* [Data section]:
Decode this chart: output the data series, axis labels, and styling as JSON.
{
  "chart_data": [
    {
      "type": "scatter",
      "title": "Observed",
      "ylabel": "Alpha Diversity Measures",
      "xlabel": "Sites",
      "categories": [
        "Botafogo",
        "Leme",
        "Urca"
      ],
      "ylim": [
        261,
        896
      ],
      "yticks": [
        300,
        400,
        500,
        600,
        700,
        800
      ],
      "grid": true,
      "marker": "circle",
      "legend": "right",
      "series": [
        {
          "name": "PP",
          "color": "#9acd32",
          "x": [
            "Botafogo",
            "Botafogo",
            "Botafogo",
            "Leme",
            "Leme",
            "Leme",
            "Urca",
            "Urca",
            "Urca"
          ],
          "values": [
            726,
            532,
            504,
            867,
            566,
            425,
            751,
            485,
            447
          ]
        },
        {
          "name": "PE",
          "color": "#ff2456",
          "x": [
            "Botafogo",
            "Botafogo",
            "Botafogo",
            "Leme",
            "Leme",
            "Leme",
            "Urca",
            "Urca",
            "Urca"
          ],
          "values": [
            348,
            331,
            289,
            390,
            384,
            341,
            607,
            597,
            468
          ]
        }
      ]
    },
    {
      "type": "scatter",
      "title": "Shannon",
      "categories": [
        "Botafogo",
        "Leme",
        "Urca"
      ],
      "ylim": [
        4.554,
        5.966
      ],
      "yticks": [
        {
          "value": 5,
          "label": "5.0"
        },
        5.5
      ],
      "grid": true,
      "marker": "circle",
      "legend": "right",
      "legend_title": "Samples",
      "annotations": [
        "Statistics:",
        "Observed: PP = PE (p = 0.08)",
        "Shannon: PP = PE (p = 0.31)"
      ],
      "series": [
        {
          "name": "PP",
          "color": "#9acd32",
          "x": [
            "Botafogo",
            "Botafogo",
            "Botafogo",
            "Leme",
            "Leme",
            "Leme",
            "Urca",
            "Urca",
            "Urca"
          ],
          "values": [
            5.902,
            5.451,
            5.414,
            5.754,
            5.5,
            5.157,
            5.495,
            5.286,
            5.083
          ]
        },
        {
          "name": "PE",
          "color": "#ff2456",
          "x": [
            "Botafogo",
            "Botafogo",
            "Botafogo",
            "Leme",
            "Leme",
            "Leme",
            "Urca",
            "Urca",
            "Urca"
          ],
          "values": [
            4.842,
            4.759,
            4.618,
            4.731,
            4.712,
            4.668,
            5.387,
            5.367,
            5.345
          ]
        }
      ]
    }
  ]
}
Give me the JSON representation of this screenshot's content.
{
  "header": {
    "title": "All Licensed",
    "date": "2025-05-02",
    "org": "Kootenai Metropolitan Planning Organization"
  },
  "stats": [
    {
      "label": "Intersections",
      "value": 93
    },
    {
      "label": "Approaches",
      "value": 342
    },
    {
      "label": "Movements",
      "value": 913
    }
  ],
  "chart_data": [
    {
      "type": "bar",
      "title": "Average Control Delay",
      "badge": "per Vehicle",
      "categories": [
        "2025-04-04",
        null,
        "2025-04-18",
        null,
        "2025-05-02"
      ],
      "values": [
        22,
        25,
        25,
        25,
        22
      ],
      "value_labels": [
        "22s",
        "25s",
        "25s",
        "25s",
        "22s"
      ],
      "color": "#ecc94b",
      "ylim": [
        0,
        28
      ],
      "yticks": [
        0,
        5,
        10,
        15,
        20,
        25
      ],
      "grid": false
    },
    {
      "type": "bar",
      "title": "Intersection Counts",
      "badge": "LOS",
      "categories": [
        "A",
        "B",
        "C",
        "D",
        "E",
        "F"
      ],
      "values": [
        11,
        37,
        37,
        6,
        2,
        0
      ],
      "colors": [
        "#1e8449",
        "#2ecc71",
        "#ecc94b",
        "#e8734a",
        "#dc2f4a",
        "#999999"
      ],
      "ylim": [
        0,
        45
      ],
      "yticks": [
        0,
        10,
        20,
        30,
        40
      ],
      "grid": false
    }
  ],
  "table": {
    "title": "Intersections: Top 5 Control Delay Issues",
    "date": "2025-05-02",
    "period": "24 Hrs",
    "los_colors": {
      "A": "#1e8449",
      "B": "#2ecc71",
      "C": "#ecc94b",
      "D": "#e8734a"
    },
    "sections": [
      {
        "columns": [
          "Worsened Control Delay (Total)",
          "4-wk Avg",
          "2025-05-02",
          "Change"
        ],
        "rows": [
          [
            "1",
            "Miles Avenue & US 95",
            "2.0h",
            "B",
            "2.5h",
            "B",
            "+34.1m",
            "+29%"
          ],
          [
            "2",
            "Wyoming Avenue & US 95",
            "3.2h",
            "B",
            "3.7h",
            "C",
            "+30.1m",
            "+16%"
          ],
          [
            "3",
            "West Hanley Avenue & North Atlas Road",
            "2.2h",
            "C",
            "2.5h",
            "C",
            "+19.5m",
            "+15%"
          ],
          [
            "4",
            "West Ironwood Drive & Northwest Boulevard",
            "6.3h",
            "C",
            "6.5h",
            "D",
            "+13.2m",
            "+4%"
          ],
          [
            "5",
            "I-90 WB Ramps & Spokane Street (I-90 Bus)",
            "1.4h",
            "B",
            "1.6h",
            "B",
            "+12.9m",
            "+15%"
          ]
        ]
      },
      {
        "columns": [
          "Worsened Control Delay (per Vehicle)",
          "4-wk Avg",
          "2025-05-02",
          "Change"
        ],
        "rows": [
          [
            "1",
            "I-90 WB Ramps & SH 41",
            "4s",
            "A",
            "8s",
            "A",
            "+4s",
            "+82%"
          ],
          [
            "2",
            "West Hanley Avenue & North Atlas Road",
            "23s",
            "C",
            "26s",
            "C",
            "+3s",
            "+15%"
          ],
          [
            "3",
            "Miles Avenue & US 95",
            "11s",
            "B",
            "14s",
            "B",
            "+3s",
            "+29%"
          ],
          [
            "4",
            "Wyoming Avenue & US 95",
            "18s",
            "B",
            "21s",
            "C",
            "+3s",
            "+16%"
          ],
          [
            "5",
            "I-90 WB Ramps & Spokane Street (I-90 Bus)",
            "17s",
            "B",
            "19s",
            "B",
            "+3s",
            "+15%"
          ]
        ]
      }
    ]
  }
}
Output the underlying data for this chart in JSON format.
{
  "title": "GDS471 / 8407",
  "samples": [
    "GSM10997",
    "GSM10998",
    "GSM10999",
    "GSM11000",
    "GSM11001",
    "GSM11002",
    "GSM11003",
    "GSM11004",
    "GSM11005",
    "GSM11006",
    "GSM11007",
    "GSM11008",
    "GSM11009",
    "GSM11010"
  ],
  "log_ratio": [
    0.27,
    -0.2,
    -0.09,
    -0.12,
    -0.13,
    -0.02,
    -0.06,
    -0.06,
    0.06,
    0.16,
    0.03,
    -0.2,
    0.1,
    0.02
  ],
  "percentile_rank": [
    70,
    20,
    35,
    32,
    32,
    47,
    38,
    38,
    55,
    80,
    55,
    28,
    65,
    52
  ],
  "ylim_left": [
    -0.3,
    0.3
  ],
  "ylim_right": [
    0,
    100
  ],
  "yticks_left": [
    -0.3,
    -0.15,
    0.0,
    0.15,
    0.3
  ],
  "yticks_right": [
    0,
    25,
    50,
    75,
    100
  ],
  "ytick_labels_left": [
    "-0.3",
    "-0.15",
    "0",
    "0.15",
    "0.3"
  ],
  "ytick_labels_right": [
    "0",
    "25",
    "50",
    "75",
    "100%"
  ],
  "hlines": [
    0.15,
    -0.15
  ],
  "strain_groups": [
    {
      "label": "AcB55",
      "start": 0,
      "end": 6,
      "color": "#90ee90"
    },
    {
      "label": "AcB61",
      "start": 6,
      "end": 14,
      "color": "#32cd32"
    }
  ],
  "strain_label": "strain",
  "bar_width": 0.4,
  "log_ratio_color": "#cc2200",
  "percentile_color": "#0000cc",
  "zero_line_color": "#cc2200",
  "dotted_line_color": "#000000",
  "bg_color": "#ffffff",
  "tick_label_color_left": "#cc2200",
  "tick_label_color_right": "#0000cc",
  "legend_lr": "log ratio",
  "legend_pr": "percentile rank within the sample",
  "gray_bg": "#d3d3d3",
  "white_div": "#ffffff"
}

* [Problem requirements]: Pick out the lines above containing the word "Control", then copy them.

* [Task response]:
      "title": "Average Control Delay",
    "title": "Intersections: Top 5 Control Delay Issues",
          "Worsened Control Delay (Total)",
          "Worsened Control Delay (per Vehicle)",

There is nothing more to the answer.